* _PROBLEM_
Each record below is to be copied word for word, with pictures removed.

* _MATERIAL_
▼▼▼
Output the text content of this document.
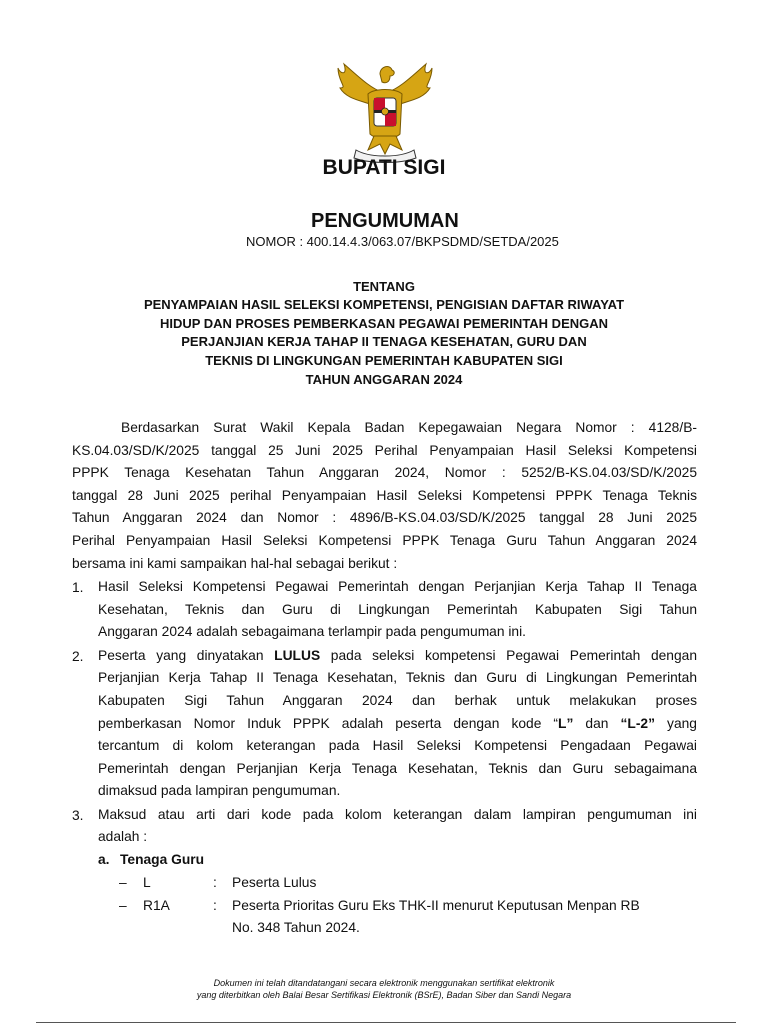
BUPATI SIGI
PENGUMUMAN
NOMOR : 400.14.4.3/063.07/BKPSDMD/SETDA/2025
TENTANG
PENYAMPAIAN HASIL SELEKSI KOMPETENSI, PENGISIAN DAFTAR RIWAYAT
HIDUP DAN PROSES PEMBERKASAN PEGAWAI PEMERINTAH DENGAN
PERJANJIAN KERJA TAHAP II TENAGA KESEHATAN, GURU DAN
TEKNIS DI LINGKUNGAN PEMERINTAH KABUPATEN SIGI
TAHUN ANGGARAN 2024
Berdasarkan Surat Wakil Kepala Badan Kepegawaian Negara Nomor : 4128/B-
KS.04.03/SD/K/2025 tanggal 25 Juni 2025 Perihal Penyampaian Hasil Seleksi Kompetensi
PPPK Tenaga Kesehatan Tahun Anggaran 2024, Nomor : 5252/B-KS.04.03/SD/K/2025
tanggal 28 Juni 2025 perihal Penyampaian Hasil Seleksi Kompetensi PPPK Tenaga Teknis
Tahun Anggaran 2024 dan Nomor : 4896/B-KS.04.03/SD/K/2025 tanggal 28 Juni 2025
Perihal Penyampaian Hasil Seleksi Kompetensi PPPK Tenaga Guru Tahun Anggaran 2024
bersama ini kami sampaikan hal-hal sebagai berikut :
1. Hasil Seleksi Kompetensi Pegawai Pemerintah dengan Perjanjian Kerja Tahap II Tenaga
Kesehatan, Teknis dan Guru di Lingkungan Pemerintah Kabupaten Sigi Tahun
Anggaran 2024 adalah sebagaimana terlampir pada pengumuman ini.
2. Peserta yang dinyatakan LULUS pada seleksi kompetensi Pegawai Pemerintah dengan
Perjanjian Kerja Tahap II Tenaga Kesehatan, Teknis dan Guru di Lingkungan Pemerintah
Kabupaten Sigi Tahun Anggaran 2024 dan berhak untuk melakukan proses
pemberkasan Nomor Induk PPPK adalah peserta dengan kode “L” dan “L-2” yang
tercantum di kolom keterangan pada Hasil Seleksi Kompetensi Pengadaan Pegawai
Pemerintah dengan Perjanjian Kerja Tenaga Kesehatan, Teknis dan Guru sebagaimana
dimaksud pada lampiran pengumuman.
3. Maksud atau arti dari kode pada kolom keterangan dalam lampiran pengumuman ini
adalah :
a. Tenaga Guru
– L	: Peserta Lulus
– R1A	: Peserta Prioritas Guru Eks THK-II menurut Keputusan Menpan RB
No. 348 Tahun 2024.
Dokumen ini telah ditandatangani secara elektronik menggunakan sertifikat elektronik
yang diterbitkan oleh Balai Besar Sertifikasi Elektronik (BSrE), Badan Siber dan Sandi Negara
▲▲▲
* _COMPLETED TASK_
Output the text content of this document.
BUPATI SIGI
PENGUMUMAN
NOMOR : 400.14.4.3/063.07/BKPSDMD/SETDA/2025
TENTANG
PENYAMPAIAN HASIL SELEKSI KOMPETENSI, PENGISIAN DAFTAR RIWAYAT
HIDUP DAN PROSES PEMBERKASAN PEGAWAI PEMERINTAH DENGAN
PERJANJIAN KERJA TAHAP II TENAGA KESEHATAN, GURU DAN
TEKNIS DI LINGKUNGAN PEMERINTAH KABUPATEN SIGI
TAHUN ANGGARAN 2024
Berdasarkan Surat Wakil Kepala Badan Kepegawaian Negara Nomor : 4128/B-
KS.04.03/SD/K/2025 tanggal 25 Juni 2025 Perihal Penyampaian Hasil Seleksi Kompetensi
PPPK Tenaga Kesehatan Tahun Anggaran 2024, Nomor : 5252/B-KS.04.03/SD/K/2025
tanggal 28 Juni 2025 perihal Penyampaian Hasil Seleksi Kompetensi PPPK Tenaga Teknis
Tahun Anggaran 2024 dan Nomor : 4896/B-KS.04.03/SD/K/2025 tanggal 28 Juni 2025
Perihal Penyampaian Hasil Seleksi Kompetensi PPPK Tenaga Guru Tahun Anggaran 2024
bersama ini kami sampaikan hal-hal sebagai berikut :
1. Hasil Seleksi Kompetensi Pegawai Pemerintah dengan Perjanjian Kerja Tahap II Tenaga
Kesehatan, Teknis dan Guru di Lingkungan Pemerintah Kabupaten Sigi Tahun
Anggaran 2024 adalah sebagaimana terlampir pada pengumuman ini.
2. Peserta yang dinyatakan LULUS pada seleksi kompetensi Pegawai Pemerintah dengan
Perjanjian Kerja Tahap II Tenaga Kesehatan, Teknis dan Guru di Lingkungan Pemerintah
Kabupaten Sigi Tahun Anggaran 2024 dan berhak untuk melakukan proses
pemberkasan Nomor Induk PPPK adalah peserta dengan kode “L” dan “L-2” yang
tercantum di kolom keterangan pada Hasil Seleksi Kompetensi Pengadaan Pegawai
Pemerintah dengan Perjanjian Kerja Tenaga Kesehatan, Teknis dan Guru sebagaimana
dimaksud pada lampiran pengumuman.
3. Maksud atau arti dari kode pada kolom keterangan dalam lampiran pengumuman ini
adalah :
a. Tenaga Guru
– L	: Peserta Lulus
– R1A	: Peserta Prioritas Guru Eks THK-II menurut Keputusan Menpan RB
No. 348 Tahun 2024.
Dokumen ini telah ditandatangani secara elektronik menggunakan sertifikat elektronik
yang diterbitkan oleh Balai Besar Sertifikasi Elektronik (BSrE), Badan Siber dan Sandi Negara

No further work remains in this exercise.